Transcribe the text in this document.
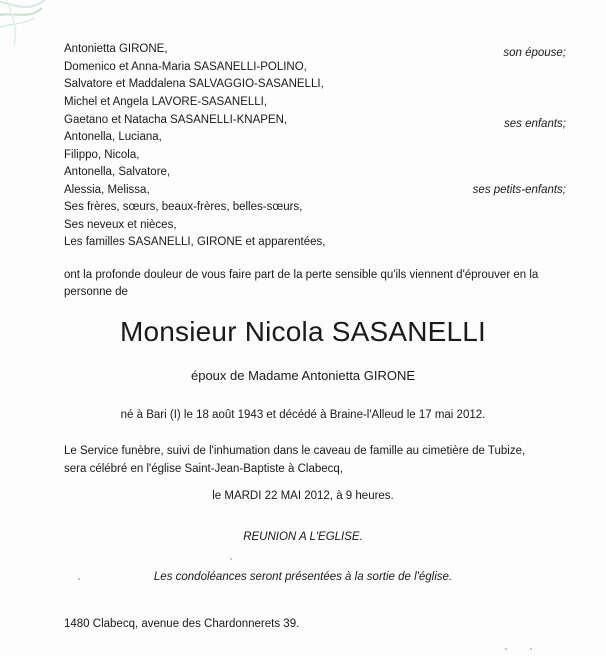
Antonietta GIRONE,
Domenico et Anna-Maria SASANELLI-POLINO,
Salvatore et Maddalena SALVAGGIO-SASANELLI,
Michel et Angela LAVORE-SASANELLI,
Gaetano et Natacha SASANELLI-KNAPEN,
Antonella, Luciana,
Filippo, Nicola,
Antonella, Salvatore,
Alessia, Melissa,
Ses frères, sœurs, beaux-frères, belles-sœurs,
Ses neveux et nièces,
Les familles SASANELLI, GIRONE et apparentées,
son épouse;
ses enfants;
ses petits-enfants;
ont la profonde douleur de vous faire part de la perte sensible qu'ils viennent d'éprouver en la
personne de
Monsieur Nicola SASANELLI
époux de Madame Antonietta GIRONE
né à Bari (I) le 18 août 1943 et décédé à Braine-l'Alleud le 17 mai 2012.
Le Service funèbre, suivi de l'inhumation dans le caveau de famille au cimetière de Tubize,
sera célébré en l'église Saint-Jean-Baptiste à Clabecq,
le MARDI 22 MAI 2012, à 9 heures.
REUNION A L'EGLISE.
Les condoléances seront présentées à la sortie de l'église.
1480 Clabecq, avenue des Chardonnerets 39.
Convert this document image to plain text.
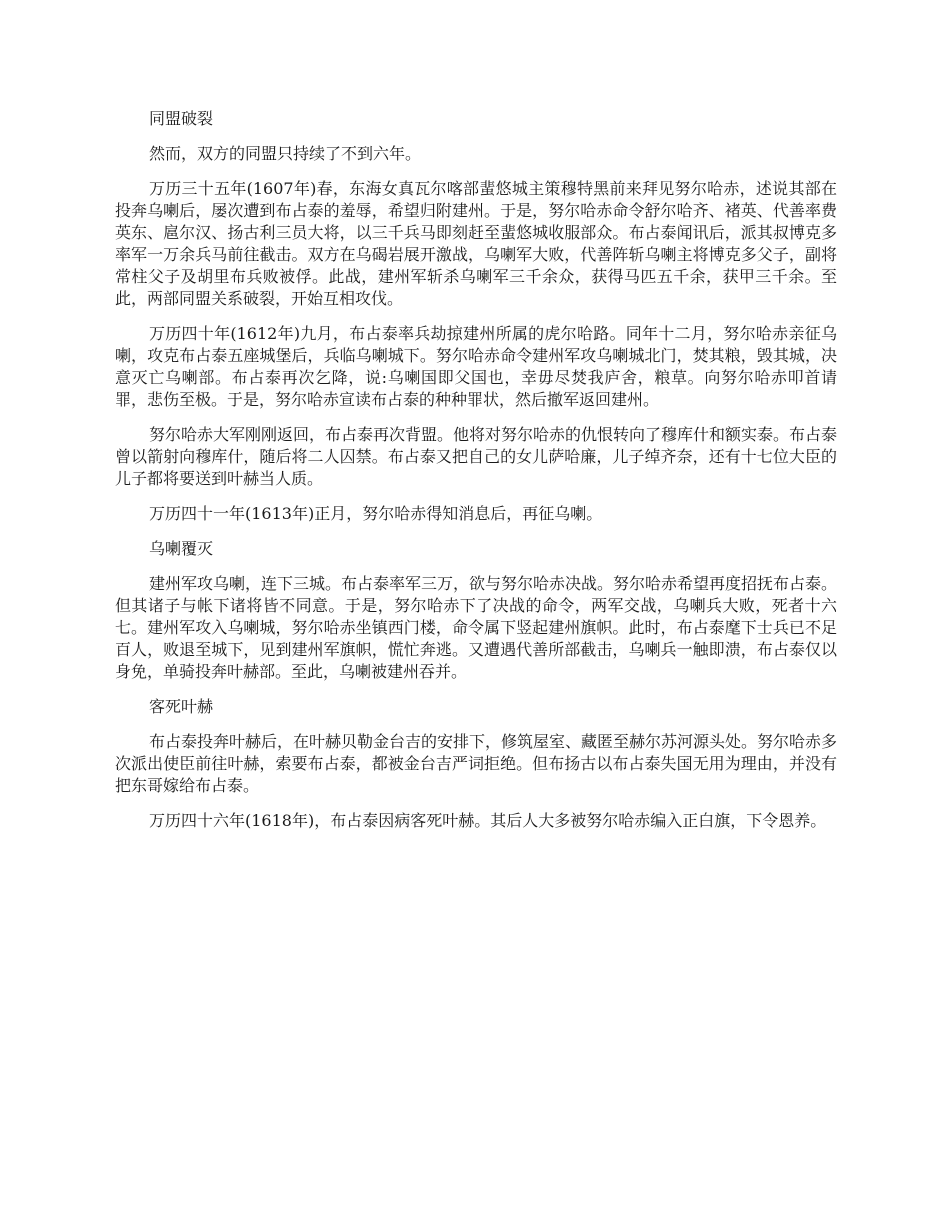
同盟破裂

然而，双方的同盟只持续了不到六年。

万历三十五年(1607年)春，东海女真瓦尔喀部蜚悠城主策穆特黑前来拜见努尔哈赤，述说其部在投奔乌喇后，屡次遭到布占泰的羞辱，希望归附建州。于是，努尔哈赤命令舒尔哈齐、褚英、代善率费英东、扈尔汉、扬古利三员大将，以三千兵马即刻赶至蜚悠城收服部众。布占泰闻讯后，派其叔博克多率军一万余兵马前往截击。双方在乌碣岩展开激战，乌喇军大败，代善阵斩乌喇主将博克多父子，副将常柱父子及胡里布兵败被俘。此战，建州军斩杀乌喇军三千余众，获得马匹五千余，获甲三千余。至此，两部同盟关系破裂，开始互相攻伐。

万历四十年(1612年)九月，布占泰率兵劫掠建州所属的虎尔哈路。同年十二月，努尔哈赤亲征乌喇，攻克布占泰五座城堡后，兵临乌喇城下。努尔哈赤命令建州军攻乌喇城北门，焚其粮，毁其城，决意灭亡乌喇部。布占泰再次乞降，说:乌喇国即父国也，幸毋尽焚我庐舍，粮草。向努尔哈赤叩首请罪，悲伤至极。于是，努尔哈赤宣读布占泰的种种罪状，然后撤军返回建州。

努尔哈赤大军刚刚返回，布占泰再次背盟。他将对努尔哈赤的仇恨转向了穆库什和额实泰。布占泰曾以箭射向穆库什，随后将二人囚禁。布占泰又把自己的女儿萨哈廉，儿子绰齐奈，还有十七位大臣的儿子都将要送到叶赫当人质。

万历四十一年(1613年)正月，努尔哈赤得知消息后，再征乌喇。

乌喇覆灭

建州军攻乌喇，连下三城。布占泰率军三万，欲与努尔哈赤决战。努尔哈赤希望再度招抚布占泰。但其诸子与帐下诸将皆不同意。于是，努尔哈赤下了决战的命令，两军交战，乌喇兵大败，死者十六七。建州军攻入乌喇城，努尔哈赤坐镇西门楼，命令属下竖起建州旗帜。此时，布占泰麾下士兵已不足百人，败退至城下，见到建州军旗帜，慌忙奔逃。又遭遇代善所部截击，乌喇兵一触即溃，布占泰仅以身免，单骑投奔叶赫部。至此，乌喇被建州吞并。

客死叶赫

布占泰投奔叶赫后，在叶赫贝勒金台吉的安排下，修筑屋室、藏匿至赫尔苏河源头处。努尔哈赤多次派出使臣前往叶赫，索要布占泰，都被金台吉严词拒绝。但布扬古以布占泰失国无用为理由，并没有把东哥嫁给布占泰。

万历四十六年(1618年)，布占泰因病客死叶赫。其后人大多被努尔哈赤编入正白旗，下令恩养。
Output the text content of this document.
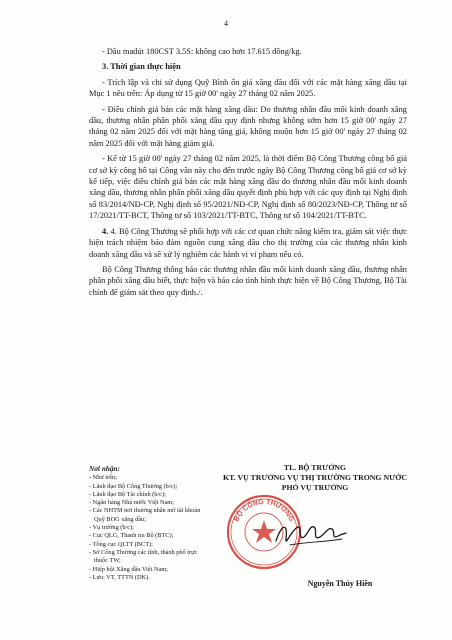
4

- Dầu madút 180CST 3.5S: không cao hơn 17.615 đồng/kg.

3. Thời gian thực hiện

- Trích lập và chi sử dụng Quỹ Bình ổn giá xăng dầu đối với các mặt hàng xăng dầu tại Mục 1 nêu trên: Áp dụng từ 15 giờ 00' ngày 27 tháng 02 năm 2025.

- Điều chỉnh giá bán các mặt hàng xăng dầu: Do thương nhân đầu mối kinh doanh xăng dầu, thương nhân phân phối xăng dầu quy định nhưng không sớm hơn 15 giờ 00' ngày 27 tháng 02 năm 2025 đối với mặt hàng tăng giá, không muộn hơn 15 giờ 00' ngày 27 tháng 02 năm 2025 đối với mặt hàng giảm giá.

- Kể từ 15 giờ 00' ngày 27 tháng 02 năm 2025, là thời điểm Bộ Công Thương công bố giá cơ sở kỳ công bố tại Công văn này cho đến trước ngày Bộ Công Thương công bố giá cơ sở kỳ kế tiếp, việc điều chỉnh giá bán các mặt hàng xăng dầu do thương nhân đầu mối kinh doanh xăng dầu, thương nhân phân phối xăng dầu quyết định phù hợp với các quy định tại Nghị định số 83/2014/NĐ-CP, Nghị định số 95/2021/NĐ-CP, Nghị định số 80/2023/NĐ-CP, Thông tư số 17/2021/TT-BCT, Thông tư số 103/2021/TT-BTC, Thông tư số 104/2021/TT-BTC.

4. 4. Bộ Công Thương sẽ phối hợp với các cơ quan chức năng kiểm tra, giám sát việc thực hiện trách nhiệm bảo đảm nguồn cung xăng dầu cho thị trường của các thương nhân kinh doanh xăng dầu và sẽ xử lý nghiêm các hành vi vi phạm nếu có.

Bộ Công Thương thông báo các thương nhân đầu mối kinh doanh xăng dầu, thương nhân phân phối xăng dầu biết, thực hiện và báo cáo tình hình thực hiện về Bộ Công Thương, Bộ Tài chính để giám sát theo quy định./.

Nơi nhận:
- Như trên;
- Lãnh đạo Bộ Công Thương (b/c);
- Lãnh đạo Bộ Tài chính (b/c);
- Ngân hàng Nhà nước Việt Nam;
- Các NHTM nơi thương nhân mở tài khoản Quỹ BOG xăng dầu;
- Vụ trưởng (b/c);
- Cục QLG, Thanh tra Bộ (BTC);
- Tổng cục QLTT (BCT);
- Sở Công Thương các tỉnh, thành phố trực thuộc TW;
- Hiệp hội Xăng dầu Việt Nam;
- Lưu: VT, TTTN (DK).
TL. BỘ TRƯỞNG
KT. VỤ TRƯỞNG VỤ THỊ TRƯỜNG TRONG NƯỚC
PHÓ VỤ TRƯỞNG
BỘ CÔNG THƯƠNG
Nguyễn Thúy Hiền
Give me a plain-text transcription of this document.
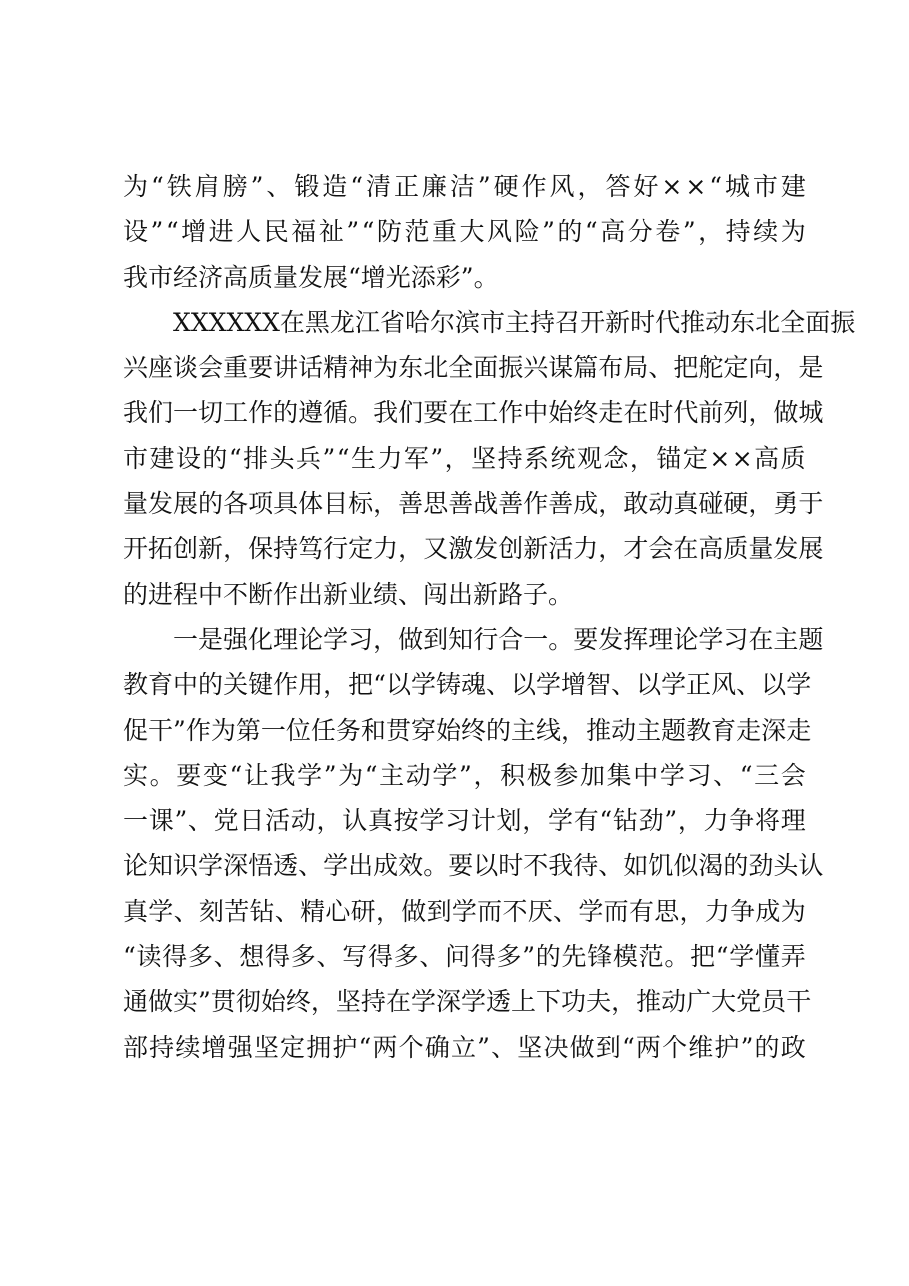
为 “ 铁 肩 膀 ” 、 锻 造 “ 清 正 廉 洁 ” 硬 作 风 ， 答 好 × × “ 城 市 建
设 ” “ 增 进 人 民 福 祉 ” “ 防 范 重 大 风 险 ” 的 “ 高 分 卷 ” ， 持 续 为
我市经济高质量发展“增光添彩”。
X X X X X X 在 黑 龙 江 省 哈 尔 滨 市 主 持 召 开 新 时 代 推 动 东 北 全 面 振
兴 座 谈 会 重 要 讲 话 精 神 为 东 北 全 面 振 兴 谋 篇 布 局 、 把 舵 定 向 ， 是
我 们 一 切 工 作 的 遵 循 。 我 们 要 在 工 作 中 始 终 走 在 时 代 前 列 ， 做 城
市 建 设 的 “ 排 头 兵 ” “ 生 力 军 ” ， 坚 持 系 统 观 念 ， 锚 定 × × 高 质
量 发 展 的 各 项 具 体 目 标 ， 善 思 善 战 善 作 善 成 ， 敢 动 真 碰 硬 ， 勇 于
开 拓 创 新 ， 保 持 笃 行 定 力 ， 又 激 发 创 新 活 力 ， 才 会 在 高 质 量 发 展
的进程中不断作出新业绩、闯出新路子。
一 是 强 化 理 论 学 习 ， 做 到 知 行 合 一 。 要 发 挥 理 论 学 习 在 主 题
教 育 中 的 关 键 作 用 ， 把 “ 以 学 铸 魂 、 以 学 增 智 、 以 学 正 风 、 以 学
促 干 ” 作 为 第 一 位 任 务 和 贯 穿 始 终 的 主 线 ， 推 动 主 题 教 育 走 深 走
实 。 要 变 “ 让 我 学 ” 为 “ 主 动 学 ” ， 积 极 参 加 集 中 学 习 、 “ 三 会
一 课 ” 、 党 日 活 动 ， 认 真 按 学 习 计 划 ， 学 有 “ 钻 劲 ” ， 力 争 将 理
论 知 识 学 深 悟 透 、 学 出 成 效 。 要 以 时 不 我 待 、 如 饥 似 渴 的 劲 头 认
真 学 、 刻 苦 钻 、 精 心 研 ， 做 到 学 而 不 厌 、 学 而 有 思 ， 力 争 成 为
“ 读 得 多 、 想 得 多 、 写 得 多 、 问 得 多 ” 的 先 锋 模 范 。 把 “ 学 懂 弄
通 做 实 ” 贯 彻 始 终 ， 坚 持 在 学 深 学 透 上 下 功 夫 ， 推 动 广 大 党 员 干
部 持 续 增 强 坚 定 拥 护 “ 两 个 确 立 ” 、 坚 决 做 到 “ 两 个 维 护 ” 的 政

+++

--- EXERCISE ---
From the line holding "Give me a plain-text" to the last line of the listing, please output each line exactly as it stands. Pictures stay out of the copy.

--- WRITTEN REPLY ---
Give me a plain-text transcription of this document.
为 “ 铁 肩 膀 ” 、 锻 造 “ 清 正 廉 洁 ” 硬 作 风 ， 答 好 × × “ 城 市 建
设 ” “ 增 进 人 民 福 祉 ” “ 防 范 重 大 风 险 ” 的 “ 高 分 卷 ” ， 持 续 为
我市经济高质量发展“增光添彩”。
X X X X X X 在 黑 龙 江 省 哈 尔 滨 市 主 持 召 开 新 时 代 推 动 东 北 全 面 振
兴 座 谈 会 重 要 讲 话 精 神 为 东 北 全 面 振 兴 谋 篇 布 局 、 把 舵 定 向 ， 是
我 们 一 切 工 作 的 遵 循 。 我 们 要 在 工 作 中 始 终 走 在 时 代 前 列 ， 做 城
市 建 设 的 “ 排 头 兵 ” “ 生 力 军 ” ， 坚 持 系 统 观 念 ， 锚 定 × × 高 质
量 发 展 的 各 项 具 体 目 标 ， 善 思 善 战 善 作 善 成 ， 敢 动 真 碰 硬 ， 勇 于
开 拓 创 新 ， 保 持 笃 行 定 力 ， 又 激 发 创 新 活 力 ， 才 会 在 高 质 量 发 展
的进程中不断作出新业绩、闯出新路子。
一 是 强 化 理 论 学 习 ， 做 到 知 行 合 一 。 要 发 挥 理 论 学 习 在 主 题
教 育 中 的 关 键 作 用 ， 把 “ 以 学 铸 魂 、 以 学 增 智 、 以 学 正 风 、 以 学
促 干 ” 作 为 第 一 位 任 务 和 贯 穿 始 终 的 主 线 ， 推 动 主 题 教 育 走 深 走
实 。 要 变 “ 让 我 学 ” 为 “ 主 动 学 ” ， 积 极 参 加 集 中 学 习 、 “ 三 会
一 课 ” 、 党 日 活 动 ， 认 真 按 学 习 计 划 ， 学 有 “ 钻 劲 ” ， 力 争 将 理
论 知 识 学 深 悟 透 、 学 出 成 效 。 要 以 时 不 我 待 、 如 饥 似 渴 的 劲 头 认
真 学 、 刻 苦 钻 、 精 心 研 ， 做 到 学 而 不 厌 、 学 而 有 思 ， 力 争 成 为
“ 读 得 多 、 想 得 多 、 写 得 多 、 问 得 多 ” 的 先 锋 模 范 。 把 “ 学 懂 弄
通 做 实 ” 贯 彻 始 终 ， 坚 持 在 学 深 学 透 上 下 功 夫 ， 推 动 广 大 党 员 干
部 持 续 增 强 坚 定 拥 护 “ 两 个 确 立 ” 、 坚 决 做 到 “ 两 个 维 护 ” 的 政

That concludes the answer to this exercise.